GIVEN ENTRIES |
━━━━━━━━━━

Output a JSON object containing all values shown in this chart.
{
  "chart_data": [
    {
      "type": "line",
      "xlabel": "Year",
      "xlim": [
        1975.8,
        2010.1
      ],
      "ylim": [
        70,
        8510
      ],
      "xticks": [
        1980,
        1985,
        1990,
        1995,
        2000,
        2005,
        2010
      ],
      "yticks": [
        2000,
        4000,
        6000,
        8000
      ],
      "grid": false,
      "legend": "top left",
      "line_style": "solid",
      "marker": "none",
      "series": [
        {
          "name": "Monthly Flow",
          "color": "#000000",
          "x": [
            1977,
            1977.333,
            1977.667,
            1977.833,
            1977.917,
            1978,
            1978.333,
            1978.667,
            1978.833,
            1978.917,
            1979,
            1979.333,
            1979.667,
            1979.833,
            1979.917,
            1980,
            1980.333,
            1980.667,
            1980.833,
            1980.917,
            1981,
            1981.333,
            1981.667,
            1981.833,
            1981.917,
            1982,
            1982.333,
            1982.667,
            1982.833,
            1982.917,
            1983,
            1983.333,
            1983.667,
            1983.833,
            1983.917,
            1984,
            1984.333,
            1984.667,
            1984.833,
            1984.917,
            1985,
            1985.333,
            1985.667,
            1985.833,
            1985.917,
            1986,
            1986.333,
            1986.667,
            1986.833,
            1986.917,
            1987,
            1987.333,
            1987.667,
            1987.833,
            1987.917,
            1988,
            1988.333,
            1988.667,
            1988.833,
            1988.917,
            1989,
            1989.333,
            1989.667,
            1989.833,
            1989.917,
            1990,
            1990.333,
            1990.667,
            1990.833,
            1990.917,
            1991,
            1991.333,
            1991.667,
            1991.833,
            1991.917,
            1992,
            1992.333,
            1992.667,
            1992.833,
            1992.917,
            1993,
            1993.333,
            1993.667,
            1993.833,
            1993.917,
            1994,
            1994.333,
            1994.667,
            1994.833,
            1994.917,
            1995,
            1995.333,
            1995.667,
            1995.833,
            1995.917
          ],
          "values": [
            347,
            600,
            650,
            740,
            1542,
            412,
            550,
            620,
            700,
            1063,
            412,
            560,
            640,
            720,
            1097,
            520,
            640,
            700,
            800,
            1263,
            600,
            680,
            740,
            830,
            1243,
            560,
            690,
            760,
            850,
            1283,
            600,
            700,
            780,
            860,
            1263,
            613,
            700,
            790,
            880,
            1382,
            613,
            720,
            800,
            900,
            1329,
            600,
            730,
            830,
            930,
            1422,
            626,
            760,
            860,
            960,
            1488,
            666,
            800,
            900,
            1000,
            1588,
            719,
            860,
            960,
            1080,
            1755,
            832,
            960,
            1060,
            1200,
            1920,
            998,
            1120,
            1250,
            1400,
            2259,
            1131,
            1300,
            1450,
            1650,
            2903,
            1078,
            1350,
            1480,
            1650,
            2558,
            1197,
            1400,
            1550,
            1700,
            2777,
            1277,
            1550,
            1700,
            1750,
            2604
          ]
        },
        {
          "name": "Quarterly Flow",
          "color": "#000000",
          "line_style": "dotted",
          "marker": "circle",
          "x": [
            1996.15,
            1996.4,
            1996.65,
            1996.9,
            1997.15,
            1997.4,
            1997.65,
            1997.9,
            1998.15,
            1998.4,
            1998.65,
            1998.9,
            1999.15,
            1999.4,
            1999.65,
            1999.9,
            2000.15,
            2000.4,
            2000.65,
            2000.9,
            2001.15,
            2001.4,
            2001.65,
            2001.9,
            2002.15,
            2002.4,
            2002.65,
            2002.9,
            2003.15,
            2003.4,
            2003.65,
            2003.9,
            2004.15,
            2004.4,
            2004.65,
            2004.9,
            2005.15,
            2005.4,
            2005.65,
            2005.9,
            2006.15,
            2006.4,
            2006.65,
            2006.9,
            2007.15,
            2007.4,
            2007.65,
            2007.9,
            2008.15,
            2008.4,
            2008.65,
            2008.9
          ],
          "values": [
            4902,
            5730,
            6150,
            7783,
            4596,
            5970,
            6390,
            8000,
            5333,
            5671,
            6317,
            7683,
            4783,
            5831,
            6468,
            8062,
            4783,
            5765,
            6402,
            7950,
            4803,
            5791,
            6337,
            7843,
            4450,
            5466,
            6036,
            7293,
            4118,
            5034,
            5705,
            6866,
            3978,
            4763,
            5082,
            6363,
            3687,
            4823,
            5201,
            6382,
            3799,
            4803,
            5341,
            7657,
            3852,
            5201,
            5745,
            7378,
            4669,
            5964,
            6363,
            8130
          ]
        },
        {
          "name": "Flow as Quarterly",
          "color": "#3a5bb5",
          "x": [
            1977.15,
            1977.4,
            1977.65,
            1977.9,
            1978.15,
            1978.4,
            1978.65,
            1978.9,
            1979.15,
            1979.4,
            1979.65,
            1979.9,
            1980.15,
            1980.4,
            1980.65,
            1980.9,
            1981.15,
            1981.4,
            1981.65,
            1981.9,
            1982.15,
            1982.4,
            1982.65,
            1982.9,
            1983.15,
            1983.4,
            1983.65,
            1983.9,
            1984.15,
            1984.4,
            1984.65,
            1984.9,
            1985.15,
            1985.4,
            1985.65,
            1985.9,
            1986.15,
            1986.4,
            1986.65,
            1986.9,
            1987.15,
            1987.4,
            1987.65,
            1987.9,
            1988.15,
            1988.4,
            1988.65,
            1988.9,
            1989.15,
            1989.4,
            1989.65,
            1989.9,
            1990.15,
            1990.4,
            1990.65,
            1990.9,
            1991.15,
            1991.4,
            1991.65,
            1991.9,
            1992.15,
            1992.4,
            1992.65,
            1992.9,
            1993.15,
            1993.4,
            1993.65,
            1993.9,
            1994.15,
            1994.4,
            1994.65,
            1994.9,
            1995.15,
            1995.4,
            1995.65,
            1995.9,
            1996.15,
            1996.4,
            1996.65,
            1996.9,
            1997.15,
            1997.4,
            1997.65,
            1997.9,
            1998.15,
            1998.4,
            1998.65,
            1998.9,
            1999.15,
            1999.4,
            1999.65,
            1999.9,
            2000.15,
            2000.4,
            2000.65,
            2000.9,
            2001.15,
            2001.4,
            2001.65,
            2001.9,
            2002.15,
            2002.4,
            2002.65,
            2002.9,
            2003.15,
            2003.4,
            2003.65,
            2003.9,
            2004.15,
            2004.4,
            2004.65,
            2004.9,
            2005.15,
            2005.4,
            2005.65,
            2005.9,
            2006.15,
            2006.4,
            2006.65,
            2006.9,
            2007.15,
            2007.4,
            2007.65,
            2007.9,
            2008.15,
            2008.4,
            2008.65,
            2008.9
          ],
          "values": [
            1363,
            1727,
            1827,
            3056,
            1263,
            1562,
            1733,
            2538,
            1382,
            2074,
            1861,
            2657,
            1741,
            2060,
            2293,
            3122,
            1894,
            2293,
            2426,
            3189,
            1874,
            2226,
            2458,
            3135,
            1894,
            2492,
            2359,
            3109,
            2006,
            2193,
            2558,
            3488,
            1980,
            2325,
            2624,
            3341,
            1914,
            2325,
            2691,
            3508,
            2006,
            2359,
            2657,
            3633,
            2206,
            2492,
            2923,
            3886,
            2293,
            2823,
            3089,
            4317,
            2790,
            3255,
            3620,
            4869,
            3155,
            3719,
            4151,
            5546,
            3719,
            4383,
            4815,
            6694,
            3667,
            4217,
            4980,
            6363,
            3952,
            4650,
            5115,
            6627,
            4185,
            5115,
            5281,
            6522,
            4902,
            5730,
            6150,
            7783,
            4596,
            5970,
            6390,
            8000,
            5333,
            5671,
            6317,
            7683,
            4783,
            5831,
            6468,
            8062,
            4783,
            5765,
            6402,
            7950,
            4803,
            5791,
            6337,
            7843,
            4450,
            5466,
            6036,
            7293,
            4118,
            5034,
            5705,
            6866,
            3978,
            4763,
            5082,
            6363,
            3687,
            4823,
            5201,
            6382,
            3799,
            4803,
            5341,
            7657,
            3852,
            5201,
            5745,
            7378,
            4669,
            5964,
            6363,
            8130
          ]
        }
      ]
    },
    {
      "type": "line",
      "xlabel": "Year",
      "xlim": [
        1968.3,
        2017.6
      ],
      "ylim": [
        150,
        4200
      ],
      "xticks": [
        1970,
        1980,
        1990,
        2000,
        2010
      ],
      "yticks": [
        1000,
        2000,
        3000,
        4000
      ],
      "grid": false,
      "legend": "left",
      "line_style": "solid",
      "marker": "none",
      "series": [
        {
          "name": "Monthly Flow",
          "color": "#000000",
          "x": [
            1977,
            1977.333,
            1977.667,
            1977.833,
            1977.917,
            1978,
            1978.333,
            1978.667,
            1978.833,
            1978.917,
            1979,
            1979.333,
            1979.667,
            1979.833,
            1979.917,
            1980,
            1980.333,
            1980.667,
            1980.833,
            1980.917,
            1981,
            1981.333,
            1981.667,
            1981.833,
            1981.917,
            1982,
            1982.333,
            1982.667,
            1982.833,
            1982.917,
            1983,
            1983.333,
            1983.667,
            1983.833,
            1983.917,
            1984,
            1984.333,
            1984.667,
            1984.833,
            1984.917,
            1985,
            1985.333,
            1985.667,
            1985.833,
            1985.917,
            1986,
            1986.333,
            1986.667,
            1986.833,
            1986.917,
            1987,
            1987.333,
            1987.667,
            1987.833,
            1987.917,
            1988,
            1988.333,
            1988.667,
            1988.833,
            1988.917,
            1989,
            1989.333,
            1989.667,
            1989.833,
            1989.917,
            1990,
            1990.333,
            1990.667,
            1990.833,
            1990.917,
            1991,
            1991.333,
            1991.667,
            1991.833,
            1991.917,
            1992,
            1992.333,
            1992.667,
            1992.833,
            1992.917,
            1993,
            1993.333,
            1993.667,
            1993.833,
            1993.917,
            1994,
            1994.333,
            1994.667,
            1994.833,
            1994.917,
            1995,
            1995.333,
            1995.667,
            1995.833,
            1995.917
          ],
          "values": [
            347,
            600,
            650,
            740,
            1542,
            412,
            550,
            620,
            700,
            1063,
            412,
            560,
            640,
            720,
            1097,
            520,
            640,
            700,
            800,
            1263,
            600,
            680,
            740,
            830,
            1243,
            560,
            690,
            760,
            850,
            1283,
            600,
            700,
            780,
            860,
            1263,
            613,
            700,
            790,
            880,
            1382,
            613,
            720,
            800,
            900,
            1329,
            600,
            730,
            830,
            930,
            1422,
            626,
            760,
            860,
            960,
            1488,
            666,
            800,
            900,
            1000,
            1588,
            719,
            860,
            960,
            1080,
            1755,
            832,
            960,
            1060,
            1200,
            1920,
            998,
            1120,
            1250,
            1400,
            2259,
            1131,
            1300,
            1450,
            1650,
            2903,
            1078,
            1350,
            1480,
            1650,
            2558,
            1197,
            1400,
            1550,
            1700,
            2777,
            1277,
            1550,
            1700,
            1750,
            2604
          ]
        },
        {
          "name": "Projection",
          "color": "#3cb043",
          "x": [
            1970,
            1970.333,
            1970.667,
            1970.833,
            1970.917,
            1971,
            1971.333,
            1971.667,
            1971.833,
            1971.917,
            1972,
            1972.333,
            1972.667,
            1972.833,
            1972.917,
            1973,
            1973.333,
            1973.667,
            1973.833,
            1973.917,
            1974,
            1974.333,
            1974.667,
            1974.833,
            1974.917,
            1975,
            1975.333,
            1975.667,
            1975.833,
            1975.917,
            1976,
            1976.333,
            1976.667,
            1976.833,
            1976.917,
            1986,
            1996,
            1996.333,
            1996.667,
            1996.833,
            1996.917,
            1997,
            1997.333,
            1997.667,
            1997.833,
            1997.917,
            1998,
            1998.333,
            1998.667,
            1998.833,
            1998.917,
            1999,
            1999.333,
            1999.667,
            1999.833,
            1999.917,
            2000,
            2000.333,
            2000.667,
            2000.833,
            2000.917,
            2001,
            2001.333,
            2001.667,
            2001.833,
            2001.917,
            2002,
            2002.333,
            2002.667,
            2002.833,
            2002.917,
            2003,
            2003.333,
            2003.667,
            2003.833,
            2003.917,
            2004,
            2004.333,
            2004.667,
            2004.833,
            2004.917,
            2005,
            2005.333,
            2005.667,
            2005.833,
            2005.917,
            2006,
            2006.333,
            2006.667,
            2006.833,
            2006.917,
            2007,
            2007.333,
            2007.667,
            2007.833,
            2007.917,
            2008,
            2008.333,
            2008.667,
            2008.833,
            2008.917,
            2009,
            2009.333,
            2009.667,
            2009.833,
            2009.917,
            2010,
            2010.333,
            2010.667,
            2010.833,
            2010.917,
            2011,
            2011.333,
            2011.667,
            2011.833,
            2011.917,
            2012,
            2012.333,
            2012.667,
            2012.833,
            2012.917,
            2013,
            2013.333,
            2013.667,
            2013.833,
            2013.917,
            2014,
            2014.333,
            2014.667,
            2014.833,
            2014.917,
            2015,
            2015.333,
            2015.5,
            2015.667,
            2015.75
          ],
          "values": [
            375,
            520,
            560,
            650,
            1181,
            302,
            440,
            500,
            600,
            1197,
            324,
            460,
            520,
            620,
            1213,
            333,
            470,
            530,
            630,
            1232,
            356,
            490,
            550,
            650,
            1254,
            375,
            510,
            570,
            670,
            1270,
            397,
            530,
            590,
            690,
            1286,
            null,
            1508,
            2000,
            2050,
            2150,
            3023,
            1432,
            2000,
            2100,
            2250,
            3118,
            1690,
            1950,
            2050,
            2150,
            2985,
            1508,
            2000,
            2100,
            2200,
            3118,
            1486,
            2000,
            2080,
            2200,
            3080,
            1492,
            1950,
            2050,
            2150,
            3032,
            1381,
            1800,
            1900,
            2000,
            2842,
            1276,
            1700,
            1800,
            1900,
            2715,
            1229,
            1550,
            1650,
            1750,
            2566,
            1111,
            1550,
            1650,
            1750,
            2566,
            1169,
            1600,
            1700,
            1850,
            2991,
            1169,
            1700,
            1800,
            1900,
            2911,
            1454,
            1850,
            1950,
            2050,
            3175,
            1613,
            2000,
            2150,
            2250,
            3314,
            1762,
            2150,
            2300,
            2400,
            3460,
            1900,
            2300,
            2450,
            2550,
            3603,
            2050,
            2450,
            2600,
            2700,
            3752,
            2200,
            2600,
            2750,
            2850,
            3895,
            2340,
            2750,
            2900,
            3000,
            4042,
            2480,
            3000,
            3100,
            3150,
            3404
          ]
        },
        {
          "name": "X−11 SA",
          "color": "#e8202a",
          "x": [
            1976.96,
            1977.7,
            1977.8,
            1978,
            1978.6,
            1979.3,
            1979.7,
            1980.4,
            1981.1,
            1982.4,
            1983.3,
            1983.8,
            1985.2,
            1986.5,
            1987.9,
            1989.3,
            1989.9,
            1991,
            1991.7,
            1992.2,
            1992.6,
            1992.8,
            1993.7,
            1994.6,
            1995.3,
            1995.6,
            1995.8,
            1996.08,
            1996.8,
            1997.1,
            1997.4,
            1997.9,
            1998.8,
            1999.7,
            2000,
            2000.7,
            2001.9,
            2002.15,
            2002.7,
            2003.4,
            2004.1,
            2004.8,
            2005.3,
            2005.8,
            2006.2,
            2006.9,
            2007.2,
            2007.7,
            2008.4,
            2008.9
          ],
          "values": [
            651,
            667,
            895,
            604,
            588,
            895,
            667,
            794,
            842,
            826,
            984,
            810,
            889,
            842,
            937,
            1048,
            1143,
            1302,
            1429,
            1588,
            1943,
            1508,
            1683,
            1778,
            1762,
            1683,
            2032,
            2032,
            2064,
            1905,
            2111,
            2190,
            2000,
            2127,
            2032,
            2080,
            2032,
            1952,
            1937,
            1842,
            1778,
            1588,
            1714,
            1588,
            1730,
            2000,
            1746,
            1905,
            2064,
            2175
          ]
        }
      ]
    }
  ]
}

━━━━━━━━━━

Respond with the number of lines containing "Flow" and no additional words.

4